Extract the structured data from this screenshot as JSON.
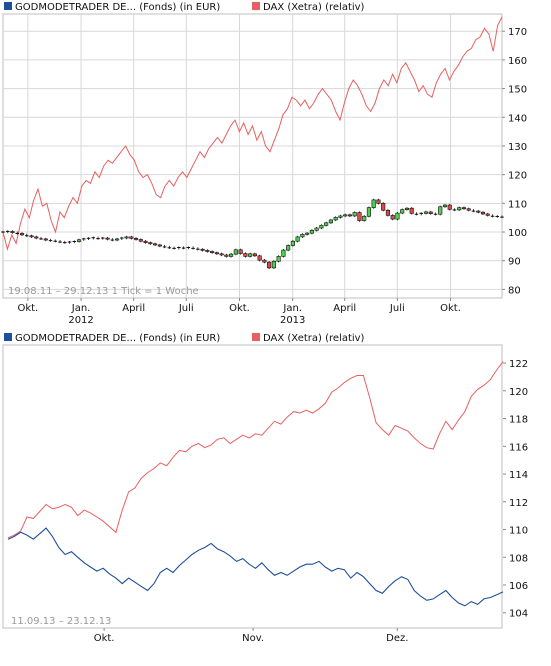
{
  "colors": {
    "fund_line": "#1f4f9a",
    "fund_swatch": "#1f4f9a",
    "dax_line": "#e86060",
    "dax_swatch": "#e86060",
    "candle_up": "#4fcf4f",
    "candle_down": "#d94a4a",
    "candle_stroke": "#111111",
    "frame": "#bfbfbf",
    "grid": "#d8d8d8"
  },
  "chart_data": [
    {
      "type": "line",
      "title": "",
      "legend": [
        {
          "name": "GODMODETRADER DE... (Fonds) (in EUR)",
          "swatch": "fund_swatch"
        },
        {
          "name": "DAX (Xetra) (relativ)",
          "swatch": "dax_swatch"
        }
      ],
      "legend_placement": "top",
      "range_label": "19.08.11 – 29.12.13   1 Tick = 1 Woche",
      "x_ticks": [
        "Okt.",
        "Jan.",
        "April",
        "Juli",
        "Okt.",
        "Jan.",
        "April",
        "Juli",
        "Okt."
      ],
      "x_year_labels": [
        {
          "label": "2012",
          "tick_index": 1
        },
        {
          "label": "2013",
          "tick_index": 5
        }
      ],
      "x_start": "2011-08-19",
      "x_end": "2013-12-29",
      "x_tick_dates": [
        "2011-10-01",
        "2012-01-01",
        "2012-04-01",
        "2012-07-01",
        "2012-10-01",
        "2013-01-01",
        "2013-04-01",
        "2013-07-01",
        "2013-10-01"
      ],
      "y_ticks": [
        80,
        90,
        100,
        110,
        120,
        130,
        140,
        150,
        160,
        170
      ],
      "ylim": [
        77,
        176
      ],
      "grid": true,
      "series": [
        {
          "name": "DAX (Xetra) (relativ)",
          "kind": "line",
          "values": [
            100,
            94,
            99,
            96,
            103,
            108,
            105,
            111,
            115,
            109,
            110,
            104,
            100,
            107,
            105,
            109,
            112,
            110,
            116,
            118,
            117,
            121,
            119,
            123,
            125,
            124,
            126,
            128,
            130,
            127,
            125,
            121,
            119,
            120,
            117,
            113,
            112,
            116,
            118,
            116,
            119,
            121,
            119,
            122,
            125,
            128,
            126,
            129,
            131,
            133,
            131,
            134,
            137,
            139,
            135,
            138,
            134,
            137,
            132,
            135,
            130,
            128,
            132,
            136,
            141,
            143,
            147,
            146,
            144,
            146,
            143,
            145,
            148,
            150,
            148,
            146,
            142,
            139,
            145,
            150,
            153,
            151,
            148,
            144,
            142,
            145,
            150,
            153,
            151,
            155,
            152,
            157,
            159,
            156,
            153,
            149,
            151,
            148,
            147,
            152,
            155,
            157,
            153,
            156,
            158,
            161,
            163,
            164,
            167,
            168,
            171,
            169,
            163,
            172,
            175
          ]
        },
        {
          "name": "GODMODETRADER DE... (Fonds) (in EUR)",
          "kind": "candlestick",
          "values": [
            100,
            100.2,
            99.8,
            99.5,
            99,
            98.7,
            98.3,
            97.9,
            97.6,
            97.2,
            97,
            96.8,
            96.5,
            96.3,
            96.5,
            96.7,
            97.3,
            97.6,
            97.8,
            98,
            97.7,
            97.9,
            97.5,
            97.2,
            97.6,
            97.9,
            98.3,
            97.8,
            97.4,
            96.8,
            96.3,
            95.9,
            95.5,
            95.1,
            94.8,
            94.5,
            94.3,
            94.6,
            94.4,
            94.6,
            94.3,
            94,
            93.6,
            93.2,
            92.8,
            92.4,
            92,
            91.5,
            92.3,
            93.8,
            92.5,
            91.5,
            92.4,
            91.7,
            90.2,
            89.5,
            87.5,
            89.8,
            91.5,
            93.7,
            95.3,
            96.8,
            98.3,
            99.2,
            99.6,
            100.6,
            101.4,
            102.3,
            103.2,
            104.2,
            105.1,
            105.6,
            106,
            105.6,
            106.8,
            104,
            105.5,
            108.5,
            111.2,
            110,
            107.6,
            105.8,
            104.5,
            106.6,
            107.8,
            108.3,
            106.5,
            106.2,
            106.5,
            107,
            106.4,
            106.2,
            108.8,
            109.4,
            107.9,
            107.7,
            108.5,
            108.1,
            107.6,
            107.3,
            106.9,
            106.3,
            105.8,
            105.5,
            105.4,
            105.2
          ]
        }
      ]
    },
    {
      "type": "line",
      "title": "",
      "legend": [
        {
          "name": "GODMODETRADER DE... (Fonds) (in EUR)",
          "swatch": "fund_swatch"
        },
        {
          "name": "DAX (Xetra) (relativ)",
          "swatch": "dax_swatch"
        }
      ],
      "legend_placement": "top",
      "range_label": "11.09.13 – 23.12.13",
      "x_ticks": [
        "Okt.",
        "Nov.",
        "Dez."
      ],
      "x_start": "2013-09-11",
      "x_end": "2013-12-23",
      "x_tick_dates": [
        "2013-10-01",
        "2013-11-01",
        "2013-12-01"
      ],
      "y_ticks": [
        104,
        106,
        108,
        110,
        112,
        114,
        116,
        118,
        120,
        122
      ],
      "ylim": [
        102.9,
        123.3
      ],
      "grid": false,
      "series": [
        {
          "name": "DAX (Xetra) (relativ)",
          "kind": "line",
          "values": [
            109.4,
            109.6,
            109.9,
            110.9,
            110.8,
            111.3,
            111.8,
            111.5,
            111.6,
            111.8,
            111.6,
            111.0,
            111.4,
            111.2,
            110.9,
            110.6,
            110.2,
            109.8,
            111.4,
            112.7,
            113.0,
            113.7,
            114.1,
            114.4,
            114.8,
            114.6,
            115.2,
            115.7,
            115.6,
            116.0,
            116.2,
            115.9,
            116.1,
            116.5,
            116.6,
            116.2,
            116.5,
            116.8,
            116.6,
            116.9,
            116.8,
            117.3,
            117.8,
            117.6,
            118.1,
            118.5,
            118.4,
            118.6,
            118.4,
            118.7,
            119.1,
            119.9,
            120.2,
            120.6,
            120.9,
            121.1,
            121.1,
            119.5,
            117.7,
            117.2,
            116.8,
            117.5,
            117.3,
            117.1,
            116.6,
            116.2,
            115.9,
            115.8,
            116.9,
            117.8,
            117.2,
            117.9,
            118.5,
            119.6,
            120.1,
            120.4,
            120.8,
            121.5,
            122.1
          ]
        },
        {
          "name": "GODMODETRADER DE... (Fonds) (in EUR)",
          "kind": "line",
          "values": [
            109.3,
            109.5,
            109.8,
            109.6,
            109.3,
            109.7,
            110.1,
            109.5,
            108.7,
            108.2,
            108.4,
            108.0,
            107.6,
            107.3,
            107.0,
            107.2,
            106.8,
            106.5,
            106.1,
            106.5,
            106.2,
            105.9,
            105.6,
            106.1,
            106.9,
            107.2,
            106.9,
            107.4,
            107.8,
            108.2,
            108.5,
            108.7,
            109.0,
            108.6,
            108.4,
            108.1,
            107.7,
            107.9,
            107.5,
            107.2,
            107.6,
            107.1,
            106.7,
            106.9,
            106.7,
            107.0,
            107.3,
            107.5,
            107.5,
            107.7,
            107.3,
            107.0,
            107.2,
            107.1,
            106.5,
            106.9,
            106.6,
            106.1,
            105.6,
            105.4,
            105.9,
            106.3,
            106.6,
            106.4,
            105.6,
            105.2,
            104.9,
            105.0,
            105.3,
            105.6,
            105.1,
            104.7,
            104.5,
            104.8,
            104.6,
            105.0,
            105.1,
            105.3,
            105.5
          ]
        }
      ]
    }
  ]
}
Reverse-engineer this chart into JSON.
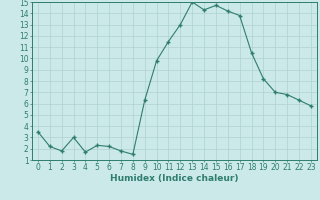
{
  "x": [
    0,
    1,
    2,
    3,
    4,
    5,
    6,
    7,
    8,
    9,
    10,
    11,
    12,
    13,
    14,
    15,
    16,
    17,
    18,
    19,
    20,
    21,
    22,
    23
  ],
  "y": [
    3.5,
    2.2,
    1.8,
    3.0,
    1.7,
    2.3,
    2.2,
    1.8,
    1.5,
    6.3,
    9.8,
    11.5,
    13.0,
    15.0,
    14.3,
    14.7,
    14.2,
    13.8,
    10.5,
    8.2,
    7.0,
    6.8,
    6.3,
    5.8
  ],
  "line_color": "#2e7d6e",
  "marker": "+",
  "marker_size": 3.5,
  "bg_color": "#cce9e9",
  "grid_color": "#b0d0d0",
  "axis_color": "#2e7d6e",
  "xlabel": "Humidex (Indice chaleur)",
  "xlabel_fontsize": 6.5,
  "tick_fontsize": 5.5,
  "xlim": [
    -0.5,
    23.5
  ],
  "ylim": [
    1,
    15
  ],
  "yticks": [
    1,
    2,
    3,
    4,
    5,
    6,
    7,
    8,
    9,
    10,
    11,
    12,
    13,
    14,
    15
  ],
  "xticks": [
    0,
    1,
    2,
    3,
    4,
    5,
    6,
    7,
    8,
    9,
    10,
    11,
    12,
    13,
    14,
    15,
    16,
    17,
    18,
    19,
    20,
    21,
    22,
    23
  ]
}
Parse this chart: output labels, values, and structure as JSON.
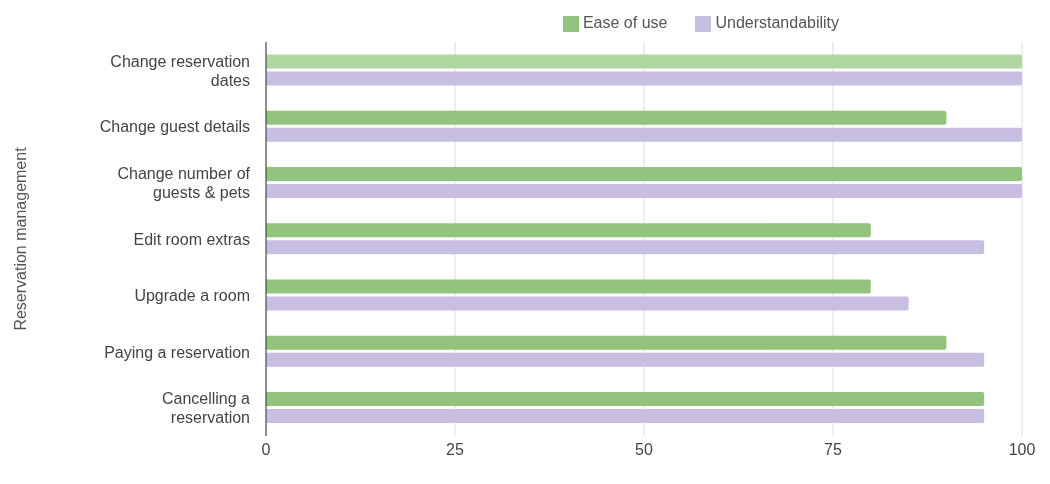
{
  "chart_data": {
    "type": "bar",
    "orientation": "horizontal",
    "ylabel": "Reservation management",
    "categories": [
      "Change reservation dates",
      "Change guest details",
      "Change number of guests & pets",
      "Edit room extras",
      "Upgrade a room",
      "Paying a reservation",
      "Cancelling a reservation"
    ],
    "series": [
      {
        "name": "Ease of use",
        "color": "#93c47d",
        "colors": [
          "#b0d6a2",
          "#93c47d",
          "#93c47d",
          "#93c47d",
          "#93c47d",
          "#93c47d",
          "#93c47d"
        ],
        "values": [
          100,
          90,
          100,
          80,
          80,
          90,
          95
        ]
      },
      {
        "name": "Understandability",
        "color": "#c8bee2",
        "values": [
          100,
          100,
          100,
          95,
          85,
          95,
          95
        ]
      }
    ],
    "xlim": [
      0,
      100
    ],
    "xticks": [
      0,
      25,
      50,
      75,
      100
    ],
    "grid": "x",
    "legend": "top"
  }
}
◇ ◇ ◇ ◇
Return each line among the entries that holds the word "JSON".

— Solution for this problem —
Extract the structured data from this screenshot as JSON.
Reverse-engineer this chart into JSON.
Parse this chart: output labels, values, and structure as JSON.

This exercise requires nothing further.